## TEXTAUSZUG
****************************************

Josef Esser Preis 2015

Josef Esser Preis im 2. Halbjahr 2015

Der Josef Esser Preis für die besten Examensarbeiten im 2. Halbjahr 2015 wurde im Rahmen des Fachbereichstags am 26.06.2017 vergeben. Den Weg in die engere Auswahl fanden 25 studentische Examensarbeiten, welche von der Esser-Preis-Kommission begutachtet und anschließend diskutiert wurden. Die Jury entschied sich, den Preis an folgende Studierende zu vergeben:

  • Moritz Boddenberg (Soziologie)
  • Sofia Ganter (Politikwissenschaft)
  • Johannes Klassen (Politikwissenschaft)
  • Nicole Wisniewski (Soziologie)

****************************************

(Annotationsdaten der Boxen)
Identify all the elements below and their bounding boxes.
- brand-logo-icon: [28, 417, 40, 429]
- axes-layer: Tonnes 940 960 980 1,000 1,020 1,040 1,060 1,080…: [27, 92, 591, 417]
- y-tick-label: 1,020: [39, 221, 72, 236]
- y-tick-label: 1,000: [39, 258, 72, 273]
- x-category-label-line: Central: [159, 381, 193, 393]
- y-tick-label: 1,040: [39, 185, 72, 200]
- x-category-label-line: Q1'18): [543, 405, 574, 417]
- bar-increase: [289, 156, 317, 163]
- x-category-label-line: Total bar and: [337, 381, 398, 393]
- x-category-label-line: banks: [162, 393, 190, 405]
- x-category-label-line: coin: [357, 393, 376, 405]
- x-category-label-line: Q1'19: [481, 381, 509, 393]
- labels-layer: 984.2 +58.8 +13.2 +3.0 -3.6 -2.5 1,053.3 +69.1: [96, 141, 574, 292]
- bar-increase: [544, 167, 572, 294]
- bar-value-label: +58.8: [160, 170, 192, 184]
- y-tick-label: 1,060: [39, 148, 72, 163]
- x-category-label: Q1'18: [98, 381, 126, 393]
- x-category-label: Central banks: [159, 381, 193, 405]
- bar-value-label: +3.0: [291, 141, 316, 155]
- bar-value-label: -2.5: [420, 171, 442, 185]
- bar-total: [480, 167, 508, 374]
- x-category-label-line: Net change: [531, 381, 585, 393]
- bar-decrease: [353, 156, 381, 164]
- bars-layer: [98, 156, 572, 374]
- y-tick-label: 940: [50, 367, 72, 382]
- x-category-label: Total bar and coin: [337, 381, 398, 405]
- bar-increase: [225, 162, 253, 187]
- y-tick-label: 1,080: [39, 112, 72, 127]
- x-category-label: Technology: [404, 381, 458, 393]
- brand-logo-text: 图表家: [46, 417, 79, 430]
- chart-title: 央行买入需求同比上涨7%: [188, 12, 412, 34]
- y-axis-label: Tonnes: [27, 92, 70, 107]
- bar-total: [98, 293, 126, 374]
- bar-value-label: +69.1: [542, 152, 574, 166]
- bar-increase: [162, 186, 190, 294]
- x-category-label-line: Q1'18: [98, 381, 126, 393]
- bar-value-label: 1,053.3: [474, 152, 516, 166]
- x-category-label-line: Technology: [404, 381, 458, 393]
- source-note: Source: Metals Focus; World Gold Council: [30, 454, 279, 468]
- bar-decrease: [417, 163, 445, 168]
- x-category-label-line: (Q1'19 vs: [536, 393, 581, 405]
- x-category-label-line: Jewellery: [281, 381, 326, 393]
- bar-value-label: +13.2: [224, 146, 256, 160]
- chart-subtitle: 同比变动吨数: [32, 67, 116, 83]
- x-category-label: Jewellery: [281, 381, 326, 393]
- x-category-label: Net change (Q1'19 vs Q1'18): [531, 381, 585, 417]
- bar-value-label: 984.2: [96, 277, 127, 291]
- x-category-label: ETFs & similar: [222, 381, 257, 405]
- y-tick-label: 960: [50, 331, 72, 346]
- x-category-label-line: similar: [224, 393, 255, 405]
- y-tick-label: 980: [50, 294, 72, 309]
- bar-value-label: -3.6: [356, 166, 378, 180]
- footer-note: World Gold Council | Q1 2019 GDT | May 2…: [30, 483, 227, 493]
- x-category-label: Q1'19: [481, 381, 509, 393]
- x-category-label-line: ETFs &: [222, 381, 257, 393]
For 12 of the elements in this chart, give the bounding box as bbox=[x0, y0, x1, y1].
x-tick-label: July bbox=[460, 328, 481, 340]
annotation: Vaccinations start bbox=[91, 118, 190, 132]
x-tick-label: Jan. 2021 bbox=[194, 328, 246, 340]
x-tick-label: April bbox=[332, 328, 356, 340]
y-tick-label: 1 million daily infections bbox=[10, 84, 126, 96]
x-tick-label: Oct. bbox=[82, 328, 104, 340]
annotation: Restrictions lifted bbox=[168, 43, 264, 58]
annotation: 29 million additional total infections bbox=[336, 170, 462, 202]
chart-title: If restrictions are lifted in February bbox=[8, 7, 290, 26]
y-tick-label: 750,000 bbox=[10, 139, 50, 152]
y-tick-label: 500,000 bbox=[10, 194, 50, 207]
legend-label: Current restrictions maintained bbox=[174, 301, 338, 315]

****************************************

## ARBEITSAUFTRAG A
Wie viele studentische Examensarbeiten gelangten laut dem Text zum Josef Esser Preis in die engere Auswahl?
## ARBEITSAUFTRAG B
Gib aus dem Text zum Josef Esser Preis den Abschnitt von "Josef Esser Preis im" bis "Moritz Boddenberg (Soziologie)" unverändert wieder.
Stütze dich dabei ausschließlich auf den Text.

## LÖSUNG A
25 studentische Examensarbeiten gelangten in die engere Auswahl.

## LÖSUNG B
Josef Esser Preis im 2. Halbjahr 2015

Der Josef Esser Preis für die besten Examensarbeiten im 2. Halbjahr 2015 wurde im Rahmen des Fachbereichstags am 26.06.2017 vergeben. Den Weg in die engere Auswahl fanden 25 studentische Examensarbeiten, welche von der Esser-Preis-Kommission begutachtet und anschließend diskutiert wurden. Die Jury entschied sich, den Preis an folgende Studierende zu vergeben:

  • Moritz Boddenberg (Soziologie)